• [GOAL]:
Search the material for the word "content" and report each line where it turns up.

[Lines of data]
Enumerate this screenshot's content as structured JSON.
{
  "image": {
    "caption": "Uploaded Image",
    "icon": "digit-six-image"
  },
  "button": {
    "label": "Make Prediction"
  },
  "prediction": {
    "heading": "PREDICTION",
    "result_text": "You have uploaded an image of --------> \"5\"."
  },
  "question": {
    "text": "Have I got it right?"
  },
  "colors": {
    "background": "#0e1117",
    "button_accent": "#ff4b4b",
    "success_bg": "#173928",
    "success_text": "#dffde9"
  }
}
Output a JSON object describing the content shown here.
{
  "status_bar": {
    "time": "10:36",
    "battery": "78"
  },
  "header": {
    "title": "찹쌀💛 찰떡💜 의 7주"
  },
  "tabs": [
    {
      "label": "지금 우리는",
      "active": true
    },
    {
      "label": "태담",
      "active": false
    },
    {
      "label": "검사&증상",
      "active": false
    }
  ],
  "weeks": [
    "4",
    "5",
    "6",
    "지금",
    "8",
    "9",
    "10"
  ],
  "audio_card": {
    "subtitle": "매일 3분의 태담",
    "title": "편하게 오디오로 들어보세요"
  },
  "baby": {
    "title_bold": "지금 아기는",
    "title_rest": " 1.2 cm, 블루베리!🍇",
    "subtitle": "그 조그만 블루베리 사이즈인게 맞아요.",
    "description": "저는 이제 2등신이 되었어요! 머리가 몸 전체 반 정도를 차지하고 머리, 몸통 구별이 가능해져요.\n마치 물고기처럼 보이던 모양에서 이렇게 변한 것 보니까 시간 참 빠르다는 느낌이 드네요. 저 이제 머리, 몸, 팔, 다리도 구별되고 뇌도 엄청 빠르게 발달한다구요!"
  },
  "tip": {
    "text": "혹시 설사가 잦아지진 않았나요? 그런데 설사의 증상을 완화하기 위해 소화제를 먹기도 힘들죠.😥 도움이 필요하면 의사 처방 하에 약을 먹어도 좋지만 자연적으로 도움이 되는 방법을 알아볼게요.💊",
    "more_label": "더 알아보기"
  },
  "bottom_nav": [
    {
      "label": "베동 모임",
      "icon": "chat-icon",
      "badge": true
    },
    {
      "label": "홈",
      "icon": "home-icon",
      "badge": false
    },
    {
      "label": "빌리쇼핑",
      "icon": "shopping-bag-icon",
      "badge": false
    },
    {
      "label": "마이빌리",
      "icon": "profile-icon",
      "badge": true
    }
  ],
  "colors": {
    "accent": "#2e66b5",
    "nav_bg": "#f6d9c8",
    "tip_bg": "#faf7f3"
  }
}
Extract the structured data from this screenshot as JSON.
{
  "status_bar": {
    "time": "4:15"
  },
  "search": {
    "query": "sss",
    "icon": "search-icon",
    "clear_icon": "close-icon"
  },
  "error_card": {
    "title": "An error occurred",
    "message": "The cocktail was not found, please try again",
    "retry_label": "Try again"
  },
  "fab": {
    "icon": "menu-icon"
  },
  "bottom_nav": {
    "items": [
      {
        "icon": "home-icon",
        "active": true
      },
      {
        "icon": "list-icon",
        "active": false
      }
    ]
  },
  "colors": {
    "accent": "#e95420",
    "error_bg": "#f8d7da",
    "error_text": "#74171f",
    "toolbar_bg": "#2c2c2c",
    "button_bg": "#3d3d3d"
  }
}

• [CORRECT OUTPUT]:
Enumerate this screenshot's content as structured JSON.
Output a JSON object describing the content shown here.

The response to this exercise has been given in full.